>> START
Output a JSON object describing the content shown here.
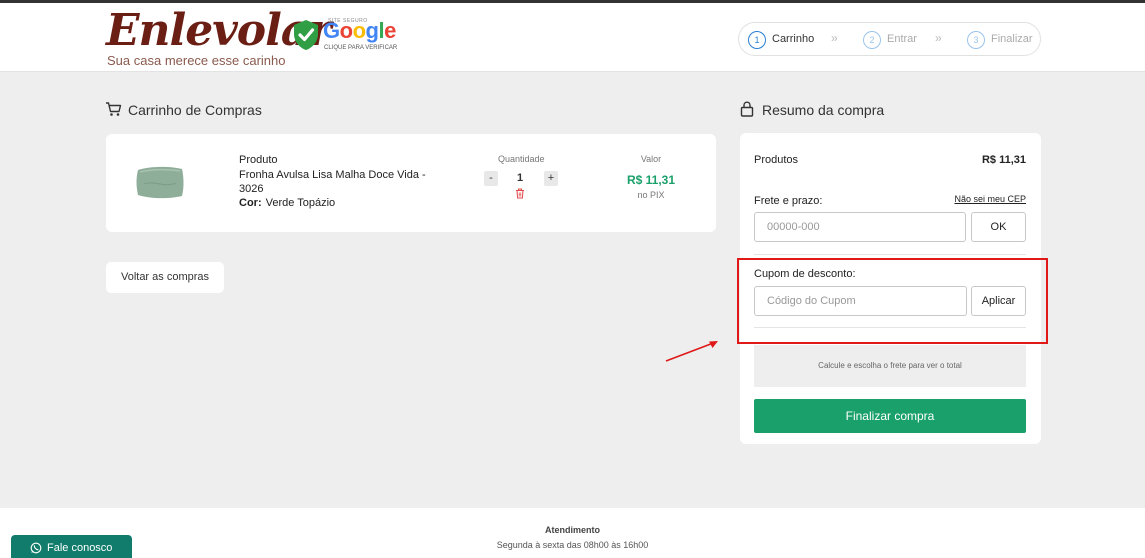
{
  "header": {
    "logo_text": "Enlevolar",
    "logo_tagline": "Sua casa merece esse carinho",
    "seal": {
      "top_text": "SITE SEGURO",
      "brand": "Google",
      "click_text": "CLIQUE PARA VERIFICAR"
    },
    "steps": [
      {
        "number": "1",
        "label": "Carrinho",
        "active": true
      },
      {
        "number": "2",
        "label": "Entrar",
        "active": false
      },
      {
        "number": "3",
        "label": "Finalizar",
        "active": false
      }
    ],
    "step_separator": "»"
  },
  "cart": {
    "title": "Carrinho de Compras",
    "product_label": "Produto",
    "product_name": "Fronha Avulsa Lisa Malha Doce Vida - 3026",
    "color_label": "Cor:",
    "color_value": "Verde Topázio",
    "quantity_label": "Quantidade",
    "quantity_minus": "-",
    "quantity_value": "1",
    "quantity_plus": "+",
    "value_label": "Valor",
    "price": "R$ 11,31",
    "price_note": "no PIX",
    "continue_button": "Voltar as compras"
  },
  "summary": {
    "title": "Resumo da compra",
    "products_label": "Produtos",
    "products_value": "R$ 11,31",
    "shipping_label": "Frete e prazo:",
    "cep_link": "Não sei meu CEP",
    "cep_placeholder": "00000-000",
    "ok_button": "OK",
    "coupon_label": "Cupom de desconto:",
    "coupon_placeholder": "Código do Cupom",
    "apply_button": "Aplicar",
    "shipping_note": "Calcule e escolha o frete para ver o total",
    "checkout_button": "Finalizar compra"
  },
  "footer": {
    "title": "Atendimento",
    "hours": "Segunda à sexta das 08h00 às 16h00",
    "whatsapp_button": "Fale conosco"
  },
  "colors": {
    "brand": "#6b1e14",
    "accent_green": "#1aa06a",
    "step_active": "#2a7fd4",
    "highlight_red": "#e01818",
    "whatsapp_green": "#117c6b"
  }
}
>> END
Task to carry out. Write out the listing above exactly as it stands, pictures excluded.

Solution.
Output a JSON object describing the content shown here.
{
  "header": {
    "logo_text": "Enlevolar",
    "logo_tagline": "Sua casa merece esse carinho",
    "seal": {
      "top_text": "SITE SEGURO",
      "brand": "Google",
      "click_text": "CLIQUE PARA VERIFICAR"
    },
    "steps": [
      {
        "number": "1",
        "label": "Carrinho",
        "active": true
      },
      {
        "number": "2",
        "label": "Entrar",
        "active": false
      },
      {
        "number": "3",
        "label": "Finalizar",
        "active": false
      }
    ],
    "step_separator": "»"
  },
  "cart": {
    "title": "Carrinho de Compras",
    "product_label": "Produto",
    "product_name": "Fronha Avulsa Lisa Malha Doce Vida - 3026",
    "color_label": "Cor:",
    "color_value": "Verde Topázio",
    "quantity_label": "Quantidade",
    "quantity_minus": "-",
    "quantity_value": "1",
    "quantity_plus": "+",
    "value_label": "Valor",
    "price": "R$ 11,31",
    "price_note": "no PIX",
    "continue_button": "Voltar as compras"
  },
  "summary": {
    "title": "Resumo da compra",
    "products_label": "Produtos",
    "products_value": "R$ 11,31",
    "shipping_label": "Frete e prazo:",
    "cep_link": "Não sei meu CEP",
    "cep_placeholder": "00000-000",
    "ok_button": "OK",
    "coupon_label": "Cupom de desconto:",
    "coupon_placeholder": "Código do Cupom",
    "apply_button": "Aplicar",
    "shipping_note": "Calcule e escolha o frete para ver o total",
    "checkout_button": "Finalizar compra"
  },
  "footer": {
    "title": "Atendimento",
    "hours": "Segunda à sexta das 08h00 às 16h00",
    "whatsapp_button": "Fale conosco"
  },
  "colors": {
    "brand": "#6b1e14",
    "accent_green": "#1aa06a",
    "step_active": "#2a7fd4",
    "highlight_red": "#e01818",
    "whatsapp_green": "#117c6b"
  }
}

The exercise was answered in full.